━━━ Extracted records ━━━

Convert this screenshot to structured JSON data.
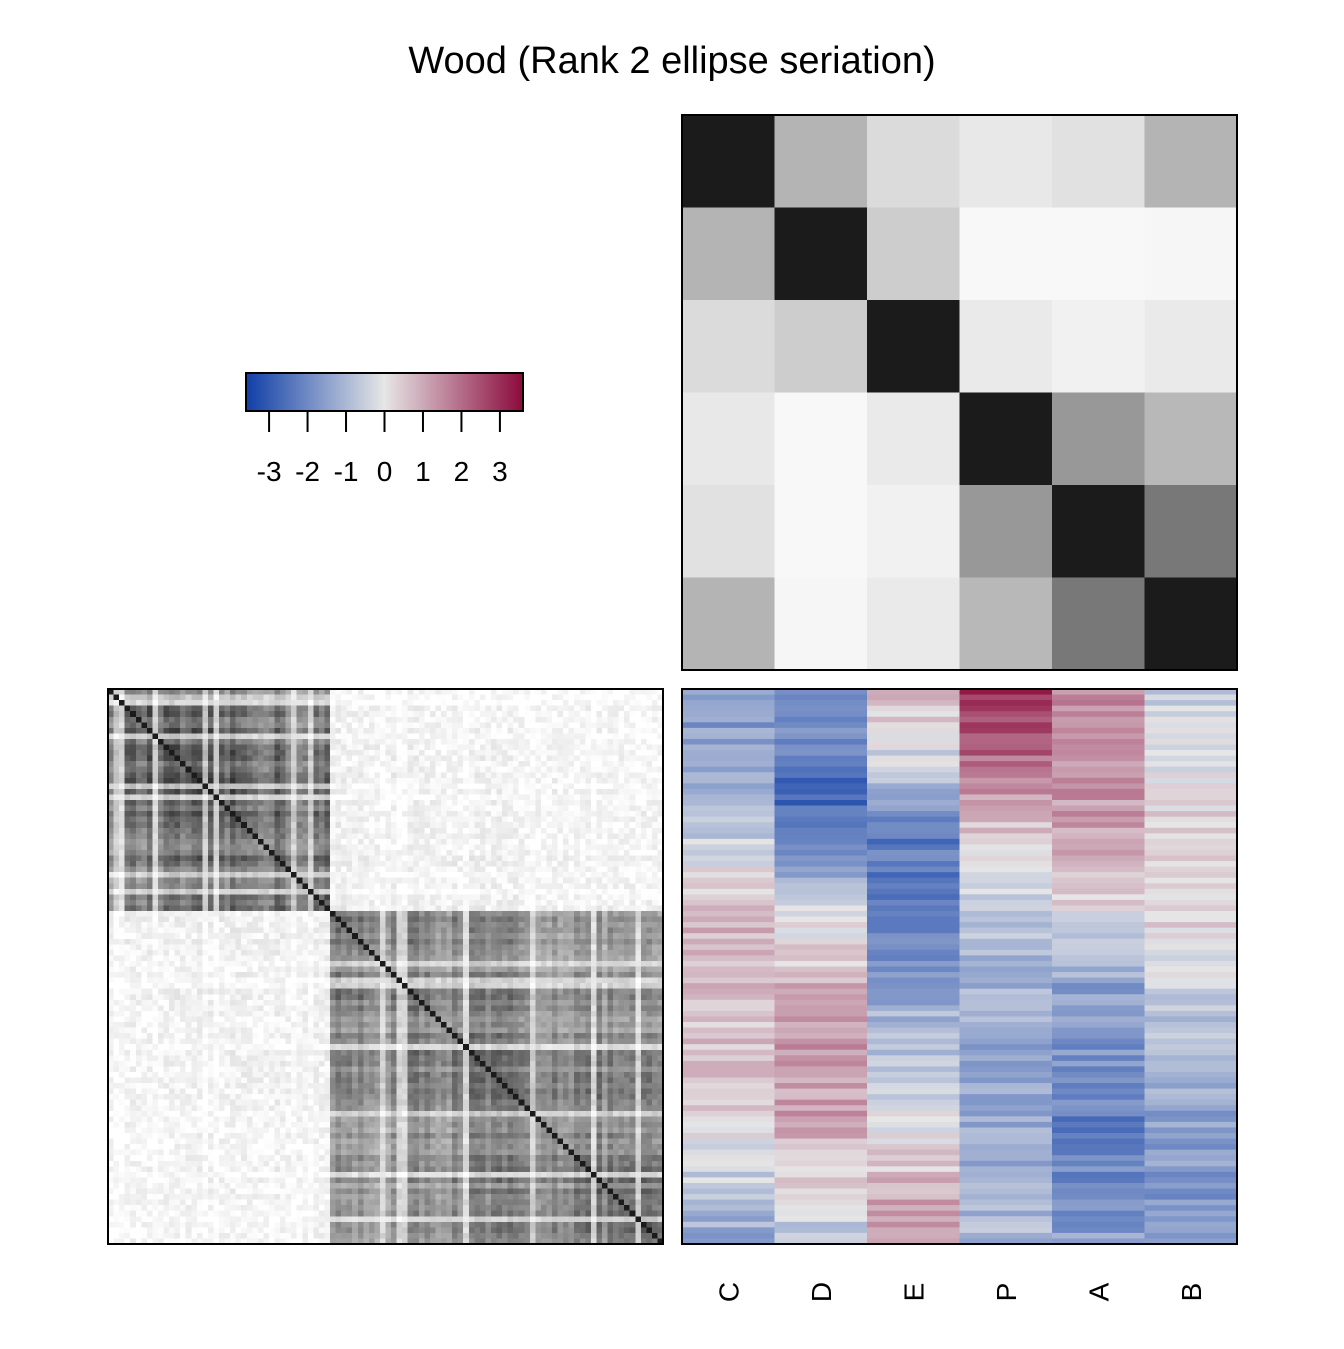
{
  "chart_data": [
    {
      "type": "heatmap",
      "panel": "variable-correlation",
      "title": "Wood (Rank 2 ellipse seriation)",
      "rows": [
        "C",
        "D",
        "E",
        "P",
        "A",
        "B"
      ],
      "columns": [
        "C",
        "D",
        "E",
        "P",
        "A",
        "B"
      ],
      "values": [
        [
          1.0,
          0.33,
          0.16,
          0.1,
          0.13,
          0.33
        ],
        [
          0.33,
          1.0,
          0.22,
          0.03,
          0.03,
          0.04
        ],
        [
          0.16,
          0.22,
          1.0,
          0.09,
          0.06,
          0.09
        ],
        [
          0.1,
          0.03,
          0.09,
          1.0,
          0.45,
          0.31
        ],
        [
          0.13,
          0.03,
          0.06,
          0.45,
          1.0,
          0.59
        ],
        [
          0.33,
          0.04,
          0.09,
          0.31,
          0.59,
          1.0
        ]
      ],
      "colorscale": "grayscale (white low, dark high)"
    },
    {
      "type": "heatmap",
      "panel": "observation-correlation",
      "n": 100,
      "blocks": [
        {
          "start": 0,
          "end": 40,
          "level": 0.7
        },
        {
          "start": 40,
          "end": 100,
          "level": 0.62
        }
      ],
      "off_block_level": 0.08,
      "colorscale": "grayscale (white low, dark high)"
    },
    {
      "type": "heatmap",
      "panel": "standardized-data",
      "columns": [
        "C",
        "D",
        "E",
        "P",
        "A",
        "B"
      ],
      "n_rows": 100,
      "profiles": {
        "C": [
          [
            0,
            -1.8
          ],
          [
            20,
            -1.2
          ],
          [
            40,
            0.9
          ],
          [
            60,
            0.6
          ],
          [
            80,
            0.2
          ],
          [
            100,
            -1.4
          ]
        ],
        "D": [
          [
            0,
            -1.5
          ],
          [
            20,
            -2.8
          ],
          [
            40,
            -0.3
          ],
          [
            60,
            1.3
          ],
          [
            80,
            1.1
          ],
          [
            100,
            -1.0
          ]
        ],
        "E": [
          [
            0,
            0.8
          ],
          [
            15,
            -0.6
          ],
          [
            25,
            -2.4
          ],
          [
            40,
            -2.2
          ],
          [
            60,
            -1.0
          ],
          [
            80,
            0.0
          ],
          [
            100,
            1.6
          ]
        ],
        "P": [
          [
            0,
            3.2
          ],
          [
            15,
            1.8
          ],
          [
            30,
            0.1
          ],
          [
            45,
            -0.8
          ],
          [
            70,
            -1.5
          ],
          [
            100,
            -1.0
          ]
        ],
        "A": [
          [
            0,
            1.5
          ],
          [
            25,
            1.2
          ],
          [
            40,
            0.0
          ],
          [
            55,
            -1.6
          ],
          [
            80,
            -2.2
          ],
          [
            100,
            -1.5
          ]
        ],
        "B": [
          [
            0,
            -0.5
          ],
          [
            30,
            0.6
          ],
          [
            45,
            0.3
          ],
          [
            60,
            -0.8
          ],
          [
            80,
            -1.6
          ],
          [
            100,
            -1.8
          ]
        ]
      },
      "legend": {
        "ticks": [
          -3,
          -2,
          -1,
          0,
          1,
          2,
          3
        ],
        "tick_labels": [
          "-3",
          "-2",
          "-1",
          "0",
          "1",
          "2",
          "3"
        ],
        "range": [
          -3.6,
          3.6
        ],
        "colors": {
          "low": "#103fa8",
          "mid": "#e6e6e6",
          "high": "#8b0a3c"
        }
      }
    }
  ]
}
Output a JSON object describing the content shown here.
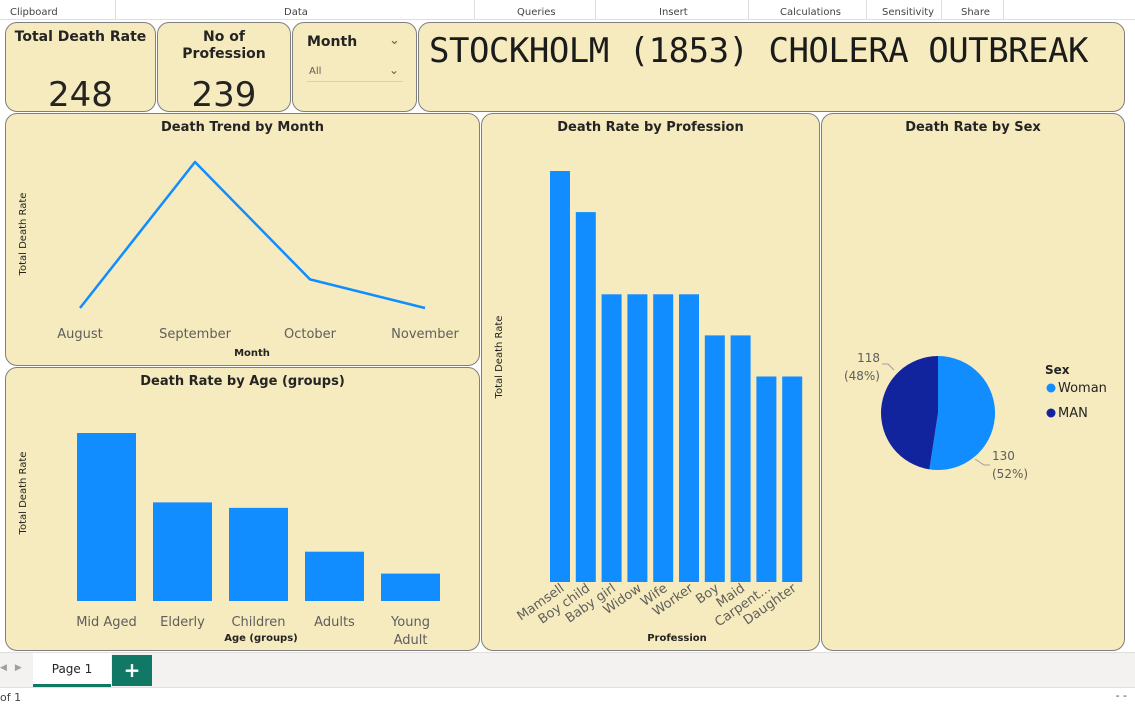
{
  "ribbon": {
    "groups": [
      "Clipboard",
      "Data",
      "Queries",
      "Insert",
      "Calculations",
      "Sensitivity",
      "Share"
    ]
  },
  "kpis": {
    "total_death_rate": {
      "title": "Total Death Rate",
      "value": "248"
    },
    "no_of_profession": {
      "title": "No of Profession",
      "value": "239"
    }
  },
  "slicer": {
    "title": "Month",
    "value": "All"
  },
  "banner": {
    "text": "STOCKHOLM (1853) CHOLERA OUTBREAK"
  },
  "colors": {
    "accent": "#118dff",
    "dark": "#12239e",
    "card": "#f5ebbe",
    "tab": "#117865"
  },
  "charts": {
    "trend": {
      "title": "Death Trend by Month",
      "xlabel": "Month",
      "ylabel": "Total Death Rate"
    },
    "profession": {
      "title": "Death Rate by Profession",
      "xlabel": "Profession",
      "ylabel": "Total Death Rate"
    },
    "sex": {
      "title": "Death Rate by Sex",
      "legend_title": "Sex"
    },
    "age": {
      "title": "Death Rate by Age (groups)",
      "xlabel": "Age (groups)",
      "ylabel": "Total Death Rate"
    }
  },
  "chart_data": [
    {
      "type": "line",
      "title": "Death Trend by Month",
      "xlabel": "Month",
      "ylabel": "Total Death Rate",
      "categories": [
        "August",
        "September",
        "October",
        "November"
      ],
      "values": [
        2,
        150,
        31,
        2
      ],
      "ylim": [
        0,
        150
      ]
    },
    {
      "type": "bar",
      "title": "Death Rate by Profession",
      "xlabel": "Profession",
      "ylabel": "Total Death Rate",
      "categories": [
        "Mamsell",
        "Boy child",
        "Baby girl",
        "Widow",
        "Wife",
        "Worker",
        "Boy",
        "Maid",
        "Carpent...",
        "Daughter"
      ],
      "values": [
        10,
        9,
        7,
        7,
        7,
        7,
        6,
        6,
        5,
        5
      ],
      "ylim": [
        0,
        10
      ]
    },
    {
      "type": "pie",
      "title": "Death Rate by Sex",
      "legend_title": "Sex",
      "categories": [
        "Woman",
        "MAN"
      ],
      "values": [
        130,
        118
      ],
      "labels": [
        "130",
        "118"
      ],
      "percent_labels": [
        "(52%)",
        "(48%)"
      ],
      "legend": "right"
    },
    {
      "type": "bar",
      "title": "Death Rate by Age (groups)",
      "xlabel": "Age (groups)",
      "ylabel": "Total Death Rate",
      "categories": [
        "Mid Aged",
        "Elderly",
        "Children",
        "Adults",
        "Young Adult"
      ],
      "values": [
        92,
        54,
        51,
        27,
        15
      ],
      "ylim": [
        0,
        92
      ]
    }
  ],
  "tabs": {
    "page": "Page 1",
    "add": "+"
  },
  "status": {
    "page_info": "of 1",
    "zoom_hint": "- -"
  }
}
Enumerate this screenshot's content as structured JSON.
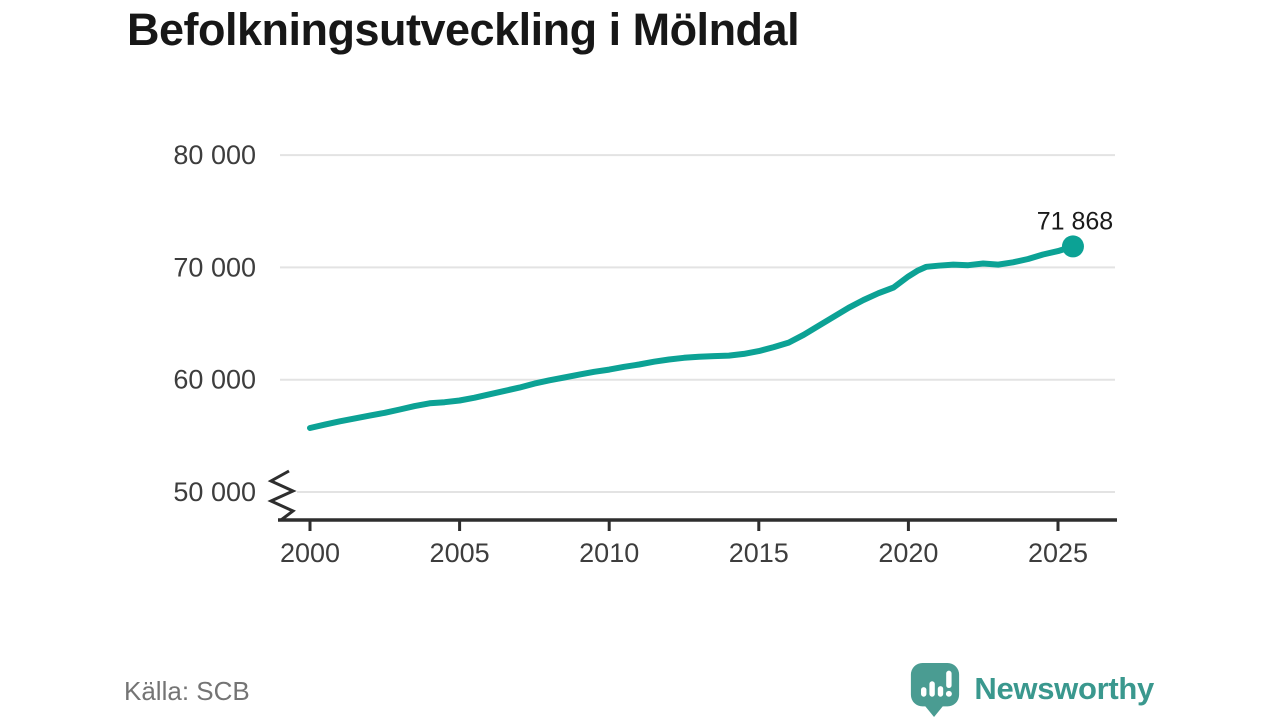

━━━

### Exercise description
Restate the whole of the material word for word without the pictures.

### Response to this task
Convert this screenshot to structured JSON data.
{
  "chart_data": [
    {
      "type": "heatmap",
      "panel": "variable-correlation",
      "title": "Wood (Rank 2 ellipse seriation)",
      "rows": [
        "C",
        "D",
        "E",
        "P",
        "A",
        "B"
      ],
      "columns": [
        "C",
        "D",
        "E",
        "P",
        "A",
        "B"
      ],
      "values": [
        [
          1.0,
          0.33,
          0.16,
          0.1,
          0.13,
          0.33
        ],
        [
          0.33,
          1.0,
          0.22,
          0.03,
          0.03,
          0.04
        ],
        [
          0.16,
          0.22,
          1.0,
          0.09,
          0.06,
          0.09
        ],
        [
          0.1,
          0.03,
          0.09,
          1.0,
          0.45,
          0.31
        ],
        [
          0.13,
          0.03,
          0.06,
          0.45,
          1.0,
          0.59
        ],
        [
          0.33,
          0.04,
          0.09,
          0.31,
          0.59,
          1.0
        ]
      ],
      "colorscale": "grayscale (white low, dark high)"
    },
    {
      "type": "heatmap",
      "panel": "observation-correlation",
      "n": 100,
      "blocks": [
        {
          "start": 0,
          "end": 40,
          "level": 0.7
        },
        {
          "start": 40,
          "end": 100,
          "level": 0.62
        }
      ],
      "off_block_level": 0.08,
      "colorscale": "grayscale (white low, dark high)"
    },
    {
      "type": "heatmap",
      "panel": "standardized-data",
      "columns": [
        "C",
        "D",
        "E",
        "P",
        "A",
        "B"
      ],
      "n_rows": 100,
      "profiles": {
        "C": [
          [
            0,
            -1.8
          ],
          [
            20,
            -1.2
          ],
          [
            40,
            0.9
          ],
          [
            60,
            0.6
          ],
          [
            80,
            0.2
          ],
          [
            100,
            -1.4
          ]
        ],
        "D": [
          [
            0,
            -1.5
          ],
          [
            20,
            -2.8
          ],
          [
            40,
            -0.3
          ],
          [
            60,
            1.3
          ],
          [
            80,
            1.1
          ],
          [
            100,
            -1.0
          ]
        ],
        "E": [
          [
            0,
            0.8
          ],
          [
            15,
            -0.6
          ],
          [
            25,
            -2.4
          ],
          [
            40,
            -2.2
          ],
          [
            60,
            -1.0
          ],
          [
            80,
            0.0
          ],
          [
            100,
            1.6
          ]
        ],
        "P": [
          [
            0,
            3.2
          ],
          [
            15,
            1.8
          ],
          [
            30,
            0.1
          ],
          [
            45,
            -0.8
          ],
          [
            70,
            -1.5
          ],
          [
            100,
            -1.0
          ]
        ],
        "A": [
          [
            0,
            1.5
          ],
          [
            25,
            1.2
          ],
          [
            40,
            0.0
          ],
          [
            55,
            -1.6
          ],
          [
            80,
            -2.2
          ],
          [
            100,
            -1.5
          ]
        ],
        "B": [
          [
            0,
            -0.5
          ],
          [
            30,
            0.6
          ],
          [
            45,
            0.3
          ],
          [
            60,
            -0.8
          ],
          [
            80,
            -1.6
          ],
          [
            100,
            -1.8
          ]
        ]
      },
      "legend": {
        "ticks": [
          -3,
          -2,
          -1,
          0,
          1,
          2,
          3
        ],
        "tick_labels": [
          "-3",
          "-2",
          "-1",
          "0",
          "1",
          "2",
          "3"
        ],
        "range": [
          -3.6,
          3.6
        ],
        "colors": {
          "low": "#103fa8",
          "mid": "#e6e6e6",
          "high": "#8b0a3c"
        }
      }
    }
  ]
}
Output a JSON object describing the content shown here.
{
  "ribbon": {
    "groups": [
      "Clipboard",
      "Data",
      "Queries",
      "Insert",
      "Calculations",
      "Sensitivity",
      "Share"
    ]
  },
  "kpis": {
    "total_death_rate": {
      "title": "Total Death Rate",
      "value": "248"
    },
    "no_of_profession": {
      "title": "No of Profession",
      "value": "239"
    }
  },
  "slicer": {
    "title": "Month",
    "value": "All"
  },
  "banner": {
    "text": "STOCKHOLM (1853) CHOLERA OUTBREAK"
  },
  "colors": {
    "accent": "#118dff",
    "dark": "#12239e",
    "card": "#f5ebbe",
    "tab": "#117865"
  },
  "charts": {
    "trend": {
      "title": "Death Trend by Month",
      "xlabel": "Month",
      "ylabel": "Total Death Rate"
    },
    "profession": {
      "title": "Death Rate by Profession",
      "xlabel": "Profession",
      "ylabel": "Total Death Rate"
    },
    "sex": {
      "title": "Death Rate by Sex",
      "legend_title": "Sex"
    },
    "age": {
      "title": "Death Rate by Age (groups)",
      "xlabel": "Age (groups)",
      "ylabel": "Total Death Rate"
    }
  },
  "chart_data": [
    {
      "type": "line",
      "title": "Death Trend by Month",
      "xlabel": "Month",
      "ylabel": "Total Death Rate",
      "categories": [
        "August",
        "September",
        "October",
        "November"
      ],
      "values": [
        2,
        150,
        31,
        2
      ],
      "ylim": [
        0,
        150
      ]
    },
    {
      "type": "bar",
      "title": "Death Rate by Profession",
      "xlabel": "Profession",
      "ylabel": "Total Death Rate",
      "categories": [
        "Mamsell",
        "Boy child",
        "Baby girl",
        "Widow",
        "Wife",
        "Worker",
        "Boy",
        "Maid",
        "Carpent...",
        "Daughter"
      ],
      "values": [
        10,
        9,
        7,
        7,
        7,
        7,
        6,
        6,
        5,
        5
      ],
      "ylim": [
        0,
        10
      ]
    },
    {
      "type": "pie",
      "title": "Death Rate by Sex",
      "legend_title": "Sex",
      "categories": [
        "Woman",
        "MAN"
      ],
      "values": [
        130,
        118
      ],
      "labels": [
        "130",
        "118"
      ],
      "percent_labels": [
        "(52%)",
        "(48%)"
      ],
      "legend": "right"
    },
    {
      "type": "bar",
      "title": "Death Rate by Age (groups)",
      "xlabel": "Age (groups)",
      "ylabel": "Total Death Rate",
      "categories": [
        "Mid Aged",
        "Elderly",
        "Children",
        "Adults",
        "Young Adult"
      ],
      "values": [
        92,
        54,
        51,
        27,
        15
      ],
      "ylim": [
        0,
        92
      ]
    }
  ],
  "tabs": {
    "page": "Page 1",
    "add": "+"
  },
  "status": {
    "page_info": "of 1",
    "zoom_hint": "- -"
  }
}
Enumerate this screenshot's content as structured JSON.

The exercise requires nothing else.